### Exercise directions
Wherever "Ажилчдын" appears in a line, list that line.

begin

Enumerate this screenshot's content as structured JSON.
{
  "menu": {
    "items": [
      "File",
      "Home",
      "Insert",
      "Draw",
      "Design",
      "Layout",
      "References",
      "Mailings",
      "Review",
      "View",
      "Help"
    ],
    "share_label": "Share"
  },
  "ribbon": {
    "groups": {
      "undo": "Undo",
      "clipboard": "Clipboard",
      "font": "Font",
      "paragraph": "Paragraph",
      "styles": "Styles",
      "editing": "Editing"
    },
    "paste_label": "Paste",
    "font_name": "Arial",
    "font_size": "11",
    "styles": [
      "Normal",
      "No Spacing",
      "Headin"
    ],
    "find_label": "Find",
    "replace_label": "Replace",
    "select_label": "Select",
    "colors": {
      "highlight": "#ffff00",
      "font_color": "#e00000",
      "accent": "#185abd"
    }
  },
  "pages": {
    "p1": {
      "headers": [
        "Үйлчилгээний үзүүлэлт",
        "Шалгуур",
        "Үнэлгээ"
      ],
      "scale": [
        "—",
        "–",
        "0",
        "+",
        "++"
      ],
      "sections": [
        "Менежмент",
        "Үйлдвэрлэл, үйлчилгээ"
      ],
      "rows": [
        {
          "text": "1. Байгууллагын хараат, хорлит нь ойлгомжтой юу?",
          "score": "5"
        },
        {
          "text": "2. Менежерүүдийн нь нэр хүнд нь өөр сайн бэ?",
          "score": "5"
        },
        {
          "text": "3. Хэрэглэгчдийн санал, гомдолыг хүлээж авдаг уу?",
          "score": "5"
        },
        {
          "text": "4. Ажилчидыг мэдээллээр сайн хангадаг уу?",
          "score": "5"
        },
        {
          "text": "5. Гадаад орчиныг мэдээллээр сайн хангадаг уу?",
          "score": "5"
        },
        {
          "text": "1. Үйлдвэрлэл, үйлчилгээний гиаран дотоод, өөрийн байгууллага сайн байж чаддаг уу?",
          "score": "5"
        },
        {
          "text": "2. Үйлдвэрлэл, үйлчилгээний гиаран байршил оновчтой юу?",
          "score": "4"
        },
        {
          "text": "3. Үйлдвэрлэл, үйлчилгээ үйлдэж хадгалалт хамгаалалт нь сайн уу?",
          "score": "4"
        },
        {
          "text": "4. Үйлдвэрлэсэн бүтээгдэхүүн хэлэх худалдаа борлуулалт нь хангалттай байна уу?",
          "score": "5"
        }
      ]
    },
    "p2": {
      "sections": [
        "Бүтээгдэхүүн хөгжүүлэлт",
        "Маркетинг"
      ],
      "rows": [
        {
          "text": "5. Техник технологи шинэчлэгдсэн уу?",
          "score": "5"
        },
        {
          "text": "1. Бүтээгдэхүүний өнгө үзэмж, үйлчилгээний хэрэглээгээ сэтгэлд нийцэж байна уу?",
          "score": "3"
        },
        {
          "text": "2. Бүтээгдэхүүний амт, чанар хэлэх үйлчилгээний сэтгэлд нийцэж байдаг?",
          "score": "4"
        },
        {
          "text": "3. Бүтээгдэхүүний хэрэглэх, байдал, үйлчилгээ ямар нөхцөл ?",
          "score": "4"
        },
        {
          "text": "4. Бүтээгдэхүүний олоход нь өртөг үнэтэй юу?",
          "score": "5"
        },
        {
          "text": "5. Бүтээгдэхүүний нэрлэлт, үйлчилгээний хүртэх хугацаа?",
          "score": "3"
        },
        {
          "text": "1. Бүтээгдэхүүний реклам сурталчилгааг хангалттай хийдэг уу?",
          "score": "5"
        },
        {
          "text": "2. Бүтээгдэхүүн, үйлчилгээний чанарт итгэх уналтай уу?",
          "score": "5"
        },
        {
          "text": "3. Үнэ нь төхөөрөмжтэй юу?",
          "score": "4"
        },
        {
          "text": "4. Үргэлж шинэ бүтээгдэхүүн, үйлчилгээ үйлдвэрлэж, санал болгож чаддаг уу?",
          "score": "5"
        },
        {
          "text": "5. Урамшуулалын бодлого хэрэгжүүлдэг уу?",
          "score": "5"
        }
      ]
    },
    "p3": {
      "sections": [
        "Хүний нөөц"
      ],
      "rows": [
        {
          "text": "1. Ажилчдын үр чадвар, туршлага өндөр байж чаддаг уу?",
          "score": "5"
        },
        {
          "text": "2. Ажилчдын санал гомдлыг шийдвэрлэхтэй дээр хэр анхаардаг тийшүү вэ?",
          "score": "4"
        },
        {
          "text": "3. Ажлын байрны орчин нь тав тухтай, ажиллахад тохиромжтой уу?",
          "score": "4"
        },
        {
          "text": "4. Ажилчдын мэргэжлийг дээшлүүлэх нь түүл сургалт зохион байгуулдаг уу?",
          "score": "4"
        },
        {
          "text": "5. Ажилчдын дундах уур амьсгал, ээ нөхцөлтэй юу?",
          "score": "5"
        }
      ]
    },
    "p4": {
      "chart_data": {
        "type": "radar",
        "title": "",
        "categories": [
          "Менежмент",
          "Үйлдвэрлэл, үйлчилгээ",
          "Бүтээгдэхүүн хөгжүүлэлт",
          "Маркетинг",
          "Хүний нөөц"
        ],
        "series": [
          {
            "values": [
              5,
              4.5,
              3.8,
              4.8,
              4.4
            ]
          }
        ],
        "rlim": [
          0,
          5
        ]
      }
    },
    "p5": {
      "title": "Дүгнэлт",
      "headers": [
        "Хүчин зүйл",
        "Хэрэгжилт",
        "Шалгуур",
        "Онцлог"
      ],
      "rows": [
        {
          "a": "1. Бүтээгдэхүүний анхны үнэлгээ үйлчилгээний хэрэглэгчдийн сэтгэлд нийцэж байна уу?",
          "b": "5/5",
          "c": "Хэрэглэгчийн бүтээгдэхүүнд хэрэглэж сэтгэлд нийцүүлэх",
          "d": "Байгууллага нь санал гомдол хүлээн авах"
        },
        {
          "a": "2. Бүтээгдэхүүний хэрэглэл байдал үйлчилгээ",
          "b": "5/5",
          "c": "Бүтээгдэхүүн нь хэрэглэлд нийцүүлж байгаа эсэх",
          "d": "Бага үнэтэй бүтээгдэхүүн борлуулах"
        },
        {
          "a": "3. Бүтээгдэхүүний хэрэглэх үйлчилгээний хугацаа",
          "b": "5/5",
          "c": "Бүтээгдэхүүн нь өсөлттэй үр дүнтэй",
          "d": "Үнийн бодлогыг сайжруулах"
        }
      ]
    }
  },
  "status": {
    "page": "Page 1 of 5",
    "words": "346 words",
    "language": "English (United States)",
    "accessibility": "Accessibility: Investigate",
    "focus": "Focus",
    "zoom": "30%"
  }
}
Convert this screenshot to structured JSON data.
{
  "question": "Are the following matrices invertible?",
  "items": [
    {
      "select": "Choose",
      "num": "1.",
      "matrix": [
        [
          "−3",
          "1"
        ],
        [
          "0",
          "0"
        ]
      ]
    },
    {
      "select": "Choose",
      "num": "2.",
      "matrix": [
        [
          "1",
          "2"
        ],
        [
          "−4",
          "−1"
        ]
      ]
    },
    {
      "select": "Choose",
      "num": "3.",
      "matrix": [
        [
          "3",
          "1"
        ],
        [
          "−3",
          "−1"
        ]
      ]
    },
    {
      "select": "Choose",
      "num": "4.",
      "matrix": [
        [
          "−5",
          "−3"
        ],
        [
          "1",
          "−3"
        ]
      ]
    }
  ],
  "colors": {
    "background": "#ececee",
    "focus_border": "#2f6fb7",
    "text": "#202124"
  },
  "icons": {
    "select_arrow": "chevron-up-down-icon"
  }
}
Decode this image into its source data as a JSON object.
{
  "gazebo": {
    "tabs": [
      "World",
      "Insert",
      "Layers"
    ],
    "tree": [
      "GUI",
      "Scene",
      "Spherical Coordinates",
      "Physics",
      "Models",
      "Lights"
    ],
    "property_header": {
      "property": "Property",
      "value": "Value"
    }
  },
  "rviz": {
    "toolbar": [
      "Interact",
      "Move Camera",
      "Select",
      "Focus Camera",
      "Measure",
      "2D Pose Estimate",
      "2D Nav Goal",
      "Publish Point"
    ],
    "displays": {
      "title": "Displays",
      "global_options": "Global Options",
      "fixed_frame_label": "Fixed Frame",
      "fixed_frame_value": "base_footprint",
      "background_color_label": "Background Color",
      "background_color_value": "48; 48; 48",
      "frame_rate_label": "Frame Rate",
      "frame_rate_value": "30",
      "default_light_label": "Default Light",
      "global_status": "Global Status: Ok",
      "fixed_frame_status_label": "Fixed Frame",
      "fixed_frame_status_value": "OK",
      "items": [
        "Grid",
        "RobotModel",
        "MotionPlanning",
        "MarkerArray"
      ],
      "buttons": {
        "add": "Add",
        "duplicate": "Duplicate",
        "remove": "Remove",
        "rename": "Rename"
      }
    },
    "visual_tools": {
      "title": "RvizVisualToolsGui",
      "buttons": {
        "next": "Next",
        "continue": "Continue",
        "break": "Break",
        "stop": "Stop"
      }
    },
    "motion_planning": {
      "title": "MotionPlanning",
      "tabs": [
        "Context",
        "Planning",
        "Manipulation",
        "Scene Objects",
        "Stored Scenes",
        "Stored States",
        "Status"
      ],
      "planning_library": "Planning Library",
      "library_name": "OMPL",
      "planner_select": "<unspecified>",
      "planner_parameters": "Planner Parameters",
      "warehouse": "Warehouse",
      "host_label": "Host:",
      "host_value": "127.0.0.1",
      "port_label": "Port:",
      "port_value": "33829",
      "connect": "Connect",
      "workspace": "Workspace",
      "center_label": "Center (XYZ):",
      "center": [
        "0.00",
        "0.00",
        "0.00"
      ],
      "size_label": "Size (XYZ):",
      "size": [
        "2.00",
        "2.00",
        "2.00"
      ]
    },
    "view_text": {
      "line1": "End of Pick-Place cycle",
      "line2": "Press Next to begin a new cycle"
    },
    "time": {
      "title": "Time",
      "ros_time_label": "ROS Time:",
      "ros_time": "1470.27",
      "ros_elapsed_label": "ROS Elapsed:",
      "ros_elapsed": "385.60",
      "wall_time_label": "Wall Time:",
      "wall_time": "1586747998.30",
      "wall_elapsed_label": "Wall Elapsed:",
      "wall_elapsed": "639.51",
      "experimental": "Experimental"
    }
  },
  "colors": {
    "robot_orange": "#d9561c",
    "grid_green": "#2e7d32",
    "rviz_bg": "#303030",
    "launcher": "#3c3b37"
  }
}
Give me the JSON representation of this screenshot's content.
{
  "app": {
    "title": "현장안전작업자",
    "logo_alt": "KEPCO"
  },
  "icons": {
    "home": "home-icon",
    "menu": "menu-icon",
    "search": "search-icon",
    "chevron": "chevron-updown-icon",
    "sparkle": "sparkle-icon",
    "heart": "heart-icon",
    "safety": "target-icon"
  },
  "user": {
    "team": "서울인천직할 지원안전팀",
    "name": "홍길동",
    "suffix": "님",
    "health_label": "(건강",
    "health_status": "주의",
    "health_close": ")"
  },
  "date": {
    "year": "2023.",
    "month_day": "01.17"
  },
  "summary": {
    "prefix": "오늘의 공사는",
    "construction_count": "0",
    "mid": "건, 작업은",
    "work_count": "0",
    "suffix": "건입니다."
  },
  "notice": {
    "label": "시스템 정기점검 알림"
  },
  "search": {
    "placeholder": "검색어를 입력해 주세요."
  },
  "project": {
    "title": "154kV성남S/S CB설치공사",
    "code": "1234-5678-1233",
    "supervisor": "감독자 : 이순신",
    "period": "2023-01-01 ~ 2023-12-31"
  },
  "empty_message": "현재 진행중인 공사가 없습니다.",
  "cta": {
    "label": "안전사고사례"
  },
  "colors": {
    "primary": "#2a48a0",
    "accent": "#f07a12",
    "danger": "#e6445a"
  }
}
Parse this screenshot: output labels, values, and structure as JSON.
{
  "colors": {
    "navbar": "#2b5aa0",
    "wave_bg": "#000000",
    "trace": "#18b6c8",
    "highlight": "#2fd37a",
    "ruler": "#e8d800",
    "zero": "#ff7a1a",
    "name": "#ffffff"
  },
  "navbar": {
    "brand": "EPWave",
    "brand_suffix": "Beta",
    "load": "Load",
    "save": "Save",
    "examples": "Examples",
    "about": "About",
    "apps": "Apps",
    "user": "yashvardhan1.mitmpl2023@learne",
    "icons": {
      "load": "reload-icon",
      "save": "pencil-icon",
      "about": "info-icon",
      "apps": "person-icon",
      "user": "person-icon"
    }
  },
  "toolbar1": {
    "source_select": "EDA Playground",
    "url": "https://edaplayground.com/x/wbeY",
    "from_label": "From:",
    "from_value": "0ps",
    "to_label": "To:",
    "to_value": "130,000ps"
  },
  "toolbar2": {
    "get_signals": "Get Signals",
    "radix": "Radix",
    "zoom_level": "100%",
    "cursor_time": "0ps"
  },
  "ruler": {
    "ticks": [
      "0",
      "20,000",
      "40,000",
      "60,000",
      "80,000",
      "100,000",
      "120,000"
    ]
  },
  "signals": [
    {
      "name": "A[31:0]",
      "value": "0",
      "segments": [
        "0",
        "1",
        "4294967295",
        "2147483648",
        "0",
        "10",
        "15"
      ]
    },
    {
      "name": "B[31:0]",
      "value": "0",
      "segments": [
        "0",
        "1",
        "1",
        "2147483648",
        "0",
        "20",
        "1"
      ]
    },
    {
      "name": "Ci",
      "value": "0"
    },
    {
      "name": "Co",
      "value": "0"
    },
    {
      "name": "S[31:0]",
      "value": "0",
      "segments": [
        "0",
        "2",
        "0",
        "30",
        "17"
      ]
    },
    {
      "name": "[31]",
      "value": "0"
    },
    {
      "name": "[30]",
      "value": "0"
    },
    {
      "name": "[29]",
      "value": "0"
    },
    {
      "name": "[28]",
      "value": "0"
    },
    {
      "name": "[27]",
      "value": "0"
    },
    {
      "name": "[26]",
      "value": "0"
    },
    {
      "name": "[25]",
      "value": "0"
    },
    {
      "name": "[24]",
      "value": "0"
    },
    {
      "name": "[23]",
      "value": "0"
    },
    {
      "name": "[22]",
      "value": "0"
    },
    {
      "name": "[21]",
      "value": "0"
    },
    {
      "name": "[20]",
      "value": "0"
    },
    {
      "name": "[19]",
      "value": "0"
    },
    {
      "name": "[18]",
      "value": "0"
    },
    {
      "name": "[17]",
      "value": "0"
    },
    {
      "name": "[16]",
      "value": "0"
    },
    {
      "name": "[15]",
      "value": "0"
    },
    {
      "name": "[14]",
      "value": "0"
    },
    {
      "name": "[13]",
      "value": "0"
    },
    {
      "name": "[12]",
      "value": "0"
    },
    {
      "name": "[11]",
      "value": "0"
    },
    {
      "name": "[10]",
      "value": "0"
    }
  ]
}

end

### Expected answer
          "text": "1. Ажилчдын үр чадвар, туршлага өндөр байж чаддаг уу?",
          "text": "2. Ажилчдын санал гомдлыг шийдвэрлэхтэй дээр хэр анхаардаг тийшүү вэ?",
          "text": "4. Ажилчдын мэргэжлийг дээшлүүлэх нь түүл сургалт зохион байгуулдаг уу?",
          "text": "5. Ажилчдын дундах уур амьсгал, ээ нөхцөлтэй юу?",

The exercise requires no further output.